SET EXERCISE:
Show every line in the entries below where the word "music" appears.

GIVEN RECORDS:

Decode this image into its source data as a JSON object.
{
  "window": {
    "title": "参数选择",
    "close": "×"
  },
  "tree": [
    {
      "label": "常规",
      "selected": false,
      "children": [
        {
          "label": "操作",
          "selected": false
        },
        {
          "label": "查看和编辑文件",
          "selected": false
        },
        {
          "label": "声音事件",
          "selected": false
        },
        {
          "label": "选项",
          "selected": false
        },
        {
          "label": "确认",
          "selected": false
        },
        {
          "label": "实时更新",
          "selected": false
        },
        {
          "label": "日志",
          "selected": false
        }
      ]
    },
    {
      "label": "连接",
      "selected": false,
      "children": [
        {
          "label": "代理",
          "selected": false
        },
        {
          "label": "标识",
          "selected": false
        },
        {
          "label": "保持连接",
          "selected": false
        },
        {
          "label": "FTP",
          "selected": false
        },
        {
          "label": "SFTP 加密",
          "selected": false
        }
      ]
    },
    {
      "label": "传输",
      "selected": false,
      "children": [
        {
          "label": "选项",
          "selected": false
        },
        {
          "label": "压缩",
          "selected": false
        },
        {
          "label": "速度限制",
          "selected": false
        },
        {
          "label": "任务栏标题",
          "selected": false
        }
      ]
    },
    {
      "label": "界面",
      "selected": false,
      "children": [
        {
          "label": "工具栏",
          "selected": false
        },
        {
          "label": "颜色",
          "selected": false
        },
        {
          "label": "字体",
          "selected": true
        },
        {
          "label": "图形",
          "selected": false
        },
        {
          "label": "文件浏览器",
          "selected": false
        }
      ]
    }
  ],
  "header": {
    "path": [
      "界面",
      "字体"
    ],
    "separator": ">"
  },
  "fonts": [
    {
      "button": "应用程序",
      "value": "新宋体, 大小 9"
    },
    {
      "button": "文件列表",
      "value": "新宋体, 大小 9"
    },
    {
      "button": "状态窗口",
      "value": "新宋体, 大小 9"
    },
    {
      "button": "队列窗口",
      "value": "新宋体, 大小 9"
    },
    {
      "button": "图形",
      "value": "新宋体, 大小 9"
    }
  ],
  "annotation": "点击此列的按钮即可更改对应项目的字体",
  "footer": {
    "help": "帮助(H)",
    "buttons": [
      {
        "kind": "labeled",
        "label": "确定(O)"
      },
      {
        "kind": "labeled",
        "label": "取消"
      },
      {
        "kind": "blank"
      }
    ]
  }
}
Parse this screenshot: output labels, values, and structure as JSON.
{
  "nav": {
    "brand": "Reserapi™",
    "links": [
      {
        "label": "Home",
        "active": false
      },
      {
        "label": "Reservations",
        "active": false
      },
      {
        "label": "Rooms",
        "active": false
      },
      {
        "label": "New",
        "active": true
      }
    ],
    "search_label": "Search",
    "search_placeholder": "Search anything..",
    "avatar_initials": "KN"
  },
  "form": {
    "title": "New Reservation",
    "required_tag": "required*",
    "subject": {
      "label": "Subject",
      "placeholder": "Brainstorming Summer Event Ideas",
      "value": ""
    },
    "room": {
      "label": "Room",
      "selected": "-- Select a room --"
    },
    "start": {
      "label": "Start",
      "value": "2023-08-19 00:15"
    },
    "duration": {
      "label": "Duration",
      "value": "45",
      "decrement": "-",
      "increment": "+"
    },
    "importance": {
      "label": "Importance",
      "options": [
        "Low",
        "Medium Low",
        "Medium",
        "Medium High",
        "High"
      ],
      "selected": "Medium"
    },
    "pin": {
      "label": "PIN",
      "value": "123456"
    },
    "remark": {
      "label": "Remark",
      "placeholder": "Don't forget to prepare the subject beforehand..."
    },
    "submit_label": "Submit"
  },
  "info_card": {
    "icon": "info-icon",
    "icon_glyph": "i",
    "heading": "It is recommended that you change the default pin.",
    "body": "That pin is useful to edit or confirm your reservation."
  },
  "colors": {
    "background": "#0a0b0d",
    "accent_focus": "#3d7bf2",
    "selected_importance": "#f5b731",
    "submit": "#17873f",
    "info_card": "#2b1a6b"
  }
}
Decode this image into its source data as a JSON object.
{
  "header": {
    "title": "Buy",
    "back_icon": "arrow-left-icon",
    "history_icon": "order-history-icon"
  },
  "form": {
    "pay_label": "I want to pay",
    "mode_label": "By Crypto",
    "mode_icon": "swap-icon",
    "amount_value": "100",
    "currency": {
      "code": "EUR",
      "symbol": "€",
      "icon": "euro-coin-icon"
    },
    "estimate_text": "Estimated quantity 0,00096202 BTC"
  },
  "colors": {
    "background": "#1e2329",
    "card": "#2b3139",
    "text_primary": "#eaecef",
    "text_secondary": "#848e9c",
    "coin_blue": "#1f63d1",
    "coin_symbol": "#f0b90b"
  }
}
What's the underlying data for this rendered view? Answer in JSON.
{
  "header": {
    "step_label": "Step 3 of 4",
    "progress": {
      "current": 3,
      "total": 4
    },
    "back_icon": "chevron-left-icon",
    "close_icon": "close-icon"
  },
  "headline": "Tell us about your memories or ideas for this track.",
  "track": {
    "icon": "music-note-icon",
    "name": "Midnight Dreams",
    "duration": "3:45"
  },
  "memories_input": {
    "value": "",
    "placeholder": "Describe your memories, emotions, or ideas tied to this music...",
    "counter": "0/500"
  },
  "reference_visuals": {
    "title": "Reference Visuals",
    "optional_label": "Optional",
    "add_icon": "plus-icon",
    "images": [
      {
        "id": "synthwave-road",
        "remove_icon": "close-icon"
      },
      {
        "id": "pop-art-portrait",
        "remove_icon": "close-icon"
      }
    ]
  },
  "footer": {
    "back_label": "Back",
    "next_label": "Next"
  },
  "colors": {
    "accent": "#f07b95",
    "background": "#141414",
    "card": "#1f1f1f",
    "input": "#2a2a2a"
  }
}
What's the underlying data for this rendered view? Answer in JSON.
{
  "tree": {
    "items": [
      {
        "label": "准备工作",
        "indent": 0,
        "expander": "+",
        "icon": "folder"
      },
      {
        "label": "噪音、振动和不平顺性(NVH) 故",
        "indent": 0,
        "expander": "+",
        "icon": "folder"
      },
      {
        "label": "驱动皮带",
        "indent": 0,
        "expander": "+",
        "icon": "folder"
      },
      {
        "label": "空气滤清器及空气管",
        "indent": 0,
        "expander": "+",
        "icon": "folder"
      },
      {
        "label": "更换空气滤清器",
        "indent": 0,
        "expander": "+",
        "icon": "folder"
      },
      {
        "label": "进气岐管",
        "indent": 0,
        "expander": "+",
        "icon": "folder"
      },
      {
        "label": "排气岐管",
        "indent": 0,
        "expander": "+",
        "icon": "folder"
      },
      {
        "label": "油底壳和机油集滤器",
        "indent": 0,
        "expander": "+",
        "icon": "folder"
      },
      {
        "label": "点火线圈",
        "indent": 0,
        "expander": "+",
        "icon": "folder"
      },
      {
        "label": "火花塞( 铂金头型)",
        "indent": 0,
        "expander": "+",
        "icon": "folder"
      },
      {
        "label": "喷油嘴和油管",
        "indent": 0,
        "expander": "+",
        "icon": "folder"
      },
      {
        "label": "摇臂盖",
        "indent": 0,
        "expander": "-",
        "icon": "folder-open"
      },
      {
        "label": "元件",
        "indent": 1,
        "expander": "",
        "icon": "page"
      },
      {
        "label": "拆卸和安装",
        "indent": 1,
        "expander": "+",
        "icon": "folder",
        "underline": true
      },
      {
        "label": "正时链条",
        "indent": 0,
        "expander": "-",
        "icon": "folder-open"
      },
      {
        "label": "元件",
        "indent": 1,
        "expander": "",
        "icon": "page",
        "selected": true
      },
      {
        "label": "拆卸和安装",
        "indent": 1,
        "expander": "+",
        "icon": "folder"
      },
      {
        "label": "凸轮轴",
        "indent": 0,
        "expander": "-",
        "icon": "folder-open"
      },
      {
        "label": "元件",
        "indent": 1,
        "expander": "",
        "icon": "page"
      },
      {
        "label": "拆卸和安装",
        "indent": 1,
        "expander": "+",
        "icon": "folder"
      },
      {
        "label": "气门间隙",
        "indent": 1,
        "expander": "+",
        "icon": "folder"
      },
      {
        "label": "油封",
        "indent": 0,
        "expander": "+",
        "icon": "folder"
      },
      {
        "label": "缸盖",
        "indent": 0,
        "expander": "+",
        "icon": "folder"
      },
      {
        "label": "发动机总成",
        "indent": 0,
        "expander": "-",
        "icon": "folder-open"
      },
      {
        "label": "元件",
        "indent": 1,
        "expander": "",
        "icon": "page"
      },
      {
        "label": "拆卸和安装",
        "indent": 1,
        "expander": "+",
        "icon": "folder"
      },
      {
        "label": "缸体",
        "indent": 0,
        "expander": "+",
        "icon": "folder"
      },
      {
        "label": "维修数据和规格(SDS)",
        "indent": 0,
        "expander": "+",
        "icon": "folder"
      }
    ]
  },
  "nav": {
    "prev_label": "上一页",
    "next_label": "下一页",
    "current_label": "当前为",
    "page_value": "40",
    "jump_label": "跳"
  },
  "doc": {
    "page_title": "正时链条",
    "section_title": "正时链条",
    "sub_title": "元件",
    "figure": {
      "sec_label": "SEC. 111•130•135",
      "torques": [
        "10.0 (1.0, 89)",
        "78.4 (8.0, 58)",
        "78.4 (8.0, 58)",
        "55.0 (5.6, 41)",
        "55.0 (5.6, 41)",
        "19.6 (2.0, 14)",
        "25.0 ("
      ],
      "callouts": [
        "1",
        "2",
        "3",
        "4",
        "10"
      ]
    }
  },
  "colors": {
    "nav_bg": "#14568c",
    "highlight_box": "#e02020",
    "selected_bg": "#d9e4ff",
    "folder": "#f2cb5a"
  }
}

OUTPUT FOR THIS TASK:
    "icon": "music-note-icon",
    "placeholder": "Describe your memories, emotions, or ideas tied to this music...",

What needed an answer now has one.